Exercise goal = Restate each line word for word. Leave out every picture.

Input for this task =
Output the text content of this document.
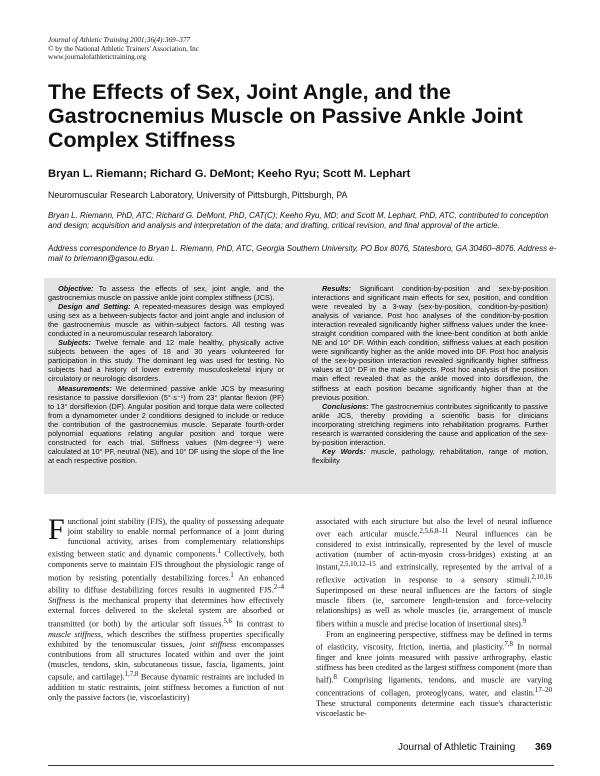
Journal of Athletic Training 2001;36(4):369–377
© by the National Athletic Trainers' Association, Inc
www.journalofathletictraining.org
The Effects of Sex, Joint Angle, and the Gastrocnemius Muscle on Passive Ankle Joint Complex Stiffness

Bryan L. Riemann; Richard G. DeMont; Keeho Ryu; Scott M. Lephart

Neuromuscular Research Laboratory, University of Pittsburgh, Pittsburgh, PA

Bryan L. Riemann, PhD, ATC; Richard G. DeMont, PhD, CAT(C); Keeho Ryu, MD; and Scott M. Lephart, PhD, ATC, contributed to conception and design; acquisition and analysis and interpretation of the data; and drafting, critical revision, and final approval of the article.

Address correspondence to Bryan L. Riemann, PhD, ATC, Georgia Southern University, PO Box 8076, Statesboro, GA 30460–8076. Address e-mail to briemann@gasou.edu.

Objective: To assess the effects of sex, joint angle, and the gastrocnemius muscle on passive ankle joint complex stiffness (JCS).

Design and Setting: A repeated-measures design was employed using sex as a between-subjects factor and joint angle and inclusion of the gastrocnemius muscle as within-subject factors. All testing was conducted in a neuromuscular research laboratory.

Subjects: Twelve female and 12 male healthy, physically active subjects between the ages of 18 and 30 years volunteered for participation in this study. The dominant leg was used for testing. No subjects had a history of lower extremity musculoskeletal injury or circulatory or neurologic disorders.

Measurements: We determined passive ankle JCS by measuring resistance to passive dorsiflexion (5°·s⁻¹) from 23° plantar flexion (PF) to 13° dorsiflexion (DF). Angular position and torque data were collected from a dynamometer under 2 conditions designed to include or reduce the contribution of the gastrocnemius muscle. Separate fourth-order polynomial equations relating angular position and torque were constructed for each trial. Stiffness values (Nm·degree⁻¹) were calculated at 10° PF, neutral (NE), and 10° DF using the slope of the line at each respective position.

Results: Significant condition-by-position and sex-by-position interactions and significant main effects for sex, position, and condition were revealed by a 3-way (sex-by-position, condition-by-position) analysis of variance. Post hoc analyses of the condition-by-position interaction revealed significantly higher stiffness values under the knee-straight condition compared with the knee-bent condition at both ankle NE and 10° DF. Within each condition, stiffness values at each position were significantly higher as the ankle moved into DF. Post hoc analysis of the sex-by-position interaction revealed significantly higher stiffness values at 10° DF in the male subjects. Post hoc analysis of the position main effect revealed that as the ankle moved into dorsiflexion, the stiffness at each position became significantly higher than at the previous position.

Conclusions: The gastrocnemius contributes significantly to passive ankle JCS, thereby providing a scientific basis for clinicians incorporating stretching regimens into rehabilitation programs. Further research is warranted considering the cause and application of the sex-by-position interaction.

Key Words: muscle, pathology, rehabilitation, range of motion, flexibility

Functional joint stability (FJS), the quality of possessing adequate joint stability to enable normal performance of a joint during functional activity, arises from complementary relationships existing between static and dynamic components.$^1$ Collectively, both components serve to maintain FJS throughout the physiologic range of motion by resisting potentially destabilizing forces.$^1$ An enhanced ability to diffuse destabilizing forces results in augmented FJS.$^{2-4}$ Stiffness is the mechanical property that determines how effectively external forces delivered to the skeletal system are absorbed or transmitted (or both) by the articular soft tissues.$^{5,6}$ In contrast to muscle stiffness, which describes the stiffness properties specifically exhibited by the tenomuscular tissues, joint stiffness encompasses contributions from all structures located within and over the joint (muscles, tendons, skin, subcutaneous tissue, fascia, ligaments, joint capsule, and cartilage).$^{1,7,8}$ Because dynamic restraints are included in addition to static restraints, joint stiffness becomes a function of not only the passive factors (ie, viscoelasticity)

associated with each structure but also the level of neural influence over each articular muscle.$^{2,5,6,8-11}$ Neural influences can be considered to exist intrinsically, represented by the level of muscle activation (number of actin-myosin cross-bridges) existing at an instant,$^{2,5,10,12-15}$ and extrinsically, represented by the arrival of a reflexive activation in response to a sensory stimuli.$^{2,10,16}$ Superimposed on these neural influences are the factors of single muscle fibers (ie, sarcomere length-tension and force-velocity relationships) as well as whole muscles (ie, arrangement of muscle fibers within a muscle and precise location of insertional sites).$^9$

From an engineering perspective, stiffness may be defined in terms of elasticity, viscosity, friction, inertia, and plasticity.$^{7,8}$ In normal finger and knee joints measured with passive arthrography, elastic stiffness has been credited as the largest stiffness component (more than half).$^8$ Comprising ligaments, tendons, and muscle are varying concentrations of collagen, proteoglycans, water, and elastin.$^{17-20}$ These structural components determine each tissue's characteristic viscoelastic be-

Journal of Athletic Training 369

Problem solution =
Output the text content of this document.
Journal of Athletic Training 2001;36(4):369–377
© by the National Athletic Trainers' Association, Inc
www.journalofathletictraining.org
The Effects of Sex, Joint Angle, and the Gastrocnemius Muscle on Passive Ankle Joint Complex Stiffness

Bryan L. Riemann; Richard G. DeMont; Keeho Ryu; Scott M. Lephart

Neuromuscular Research Laboratory, University of Pittsburgh, Pittsburgh, PA

Bryan L. Riemann, PhD, ATC; Richard G. DeMont, PhD, CAT(C); Keeho Ryu, MD; and Scott M. Lephart, PhD, ATC, contributed to conception and design; acquisition and analysis and interpretation of the data; and drafting, critical revision, and final approval of the article.

Address correspondence to Bryan L. Riemann, PhD, ATC, Georgia Southern University, PO Box 8076, Statesboro, GA 30460–8076. Address e-mail to briemann@gasou.edu.

Objective: To assess the effects of sex, joint angle, and the gastrocnemius muscle on passive ankle joint complex stiffness (JCS).

Design and Setting: A repeated-measures design was employed using sex as a between-subjects factor and joint angle and inclusion of the gastrocnemius muscle as within-subject factors. All testing was conducted in a neuromuscular research laboratory.

Subjects: Twelve female and 12 male healthy, physically active subjects between the ages of 18 and 30 years volunteered for participation in this study. The dominant leg was used for testing. No subjects had a history of lower extremity musculoskeletal injury or circulatory or neurologic disorders.

Measurements: We determined passive ankle JCS by measuring resistance to passive dorsiflexion (5°·s⁻¹) from 23° plantar flexion (PF) to 13° dorsiflexion (DF). Angular position and torque data were collected from a dynamometer under 2 conditions designed to include or reduce the contribution of the gastrocnemius muscle. Separate fourth-order polynomial equations relating angular position and torque were constructed for each trial. Stiffness values (Nm·degree⁻¹) were calculated at 10° PF, neutral (NE), and 10° DF using the slope of the line at each respective position.

Results: Significant condition-by-position and sex-by-position interactions and significant main effects for sex, position, and condition were revealed by a 3-way (sex-by-position, condition-by-position) analysis of variance. Post hoc analyses of the condition-by-position interaction revealed significantly higher stiffness values under the knee-straight condition compared with the knee-bent condition at both ankle NE and 10° DF. Within each condition, stiffness values at each position were significantly higher as the ankle moved into DF. Post hoc analysis of the sex-by-position interaction revealed significantly higher stiffness values at 10° DF in the male subjects. Post hoc analysis of the position main effect revealed that as the ankle moved into dorsiflexion, the stiffness at each position became significantly higher than at the previous position.

Conclusions: The gastrocnemius contributes significantly to passive ankle JCS, thereby providing a scientific basis for clinicians incorporating stretching regimens into rehabilitation programs. Further research is warranted considering the cause and application of the sex-by-position interaction.

Key Words: muscle, pathology, rehabilitation, range of motion, flexibility

Functional joint stability (FJS), the quality of possessing adequate joint stability to enable normal performance of a joint during functional activity, arises from complementary relationships existing between static and dynamic components.$^1$ Collectively, both components serve to maintain FJS throughout the physiologic range of motion by resisting potentially destabilizing forces.$^1$ An enhanced ability to diffuse destabilizing forces results in augmented FJS.$^{2-4}$ Stiffness is the mechanical property that determines how effectively external forces delivered to the skeletal system are absorbed or transmitted (or both) by the articular soft tissues.$^{5,6}$ In contrast to muscle stiffness, which describes the stiffness properties specifically exhibited by the tenomuscular tissues, joint stiffness encompasses contributions from all structures located within and over the joint (muscles, tendons, skin, subcutaneous tissue, fascia, ligaments, joint capsule, and cartilage).$^{1,7,8}$ Because dynamic restraints are included in addition to static restraints, joint stiffness becomes a function of not only the passive factors (ie, viscoelasticity)

associated with each structure but also the level of neural influence over each articular muscle.$^{2,5,6,8-11}$ Neural influences can be considered to exist intrinsically, represented by the level of muscle activation (number of actin-myosin cross-bridges) existing at an instant,$^{2,5,10,12-15}$ and extrinsically, represented by the arrival of a reflexive activation in response to a sensory stimuli.$^{2,10,16}$ Superimposed on these neural influences are the factors of single muscle fibers (ie, sarcomere length-tension and force-velocity relationships) as well as whole muscles (ie, arrangement of muscle fibers within a muscle and precise location of insertional sites).$^9$

From an engineering perspective, stiffness may be defined in terms of elasticity, viscosity, friction, inertia, and plasticity.$^{7,8}$ In normal finger and knee joints measured with passive arthrography, elastic stiffness has been credited as the largest stiffness component (more than half).$^8$ Comprising ligaments, tendons, and muscle are varying concentrations of collagen, proteoglycans, water, and elastin.$^{17-20}$ These structural components determine each tissue's characteristic viscoelastic be-

Journal of Athletic Training 369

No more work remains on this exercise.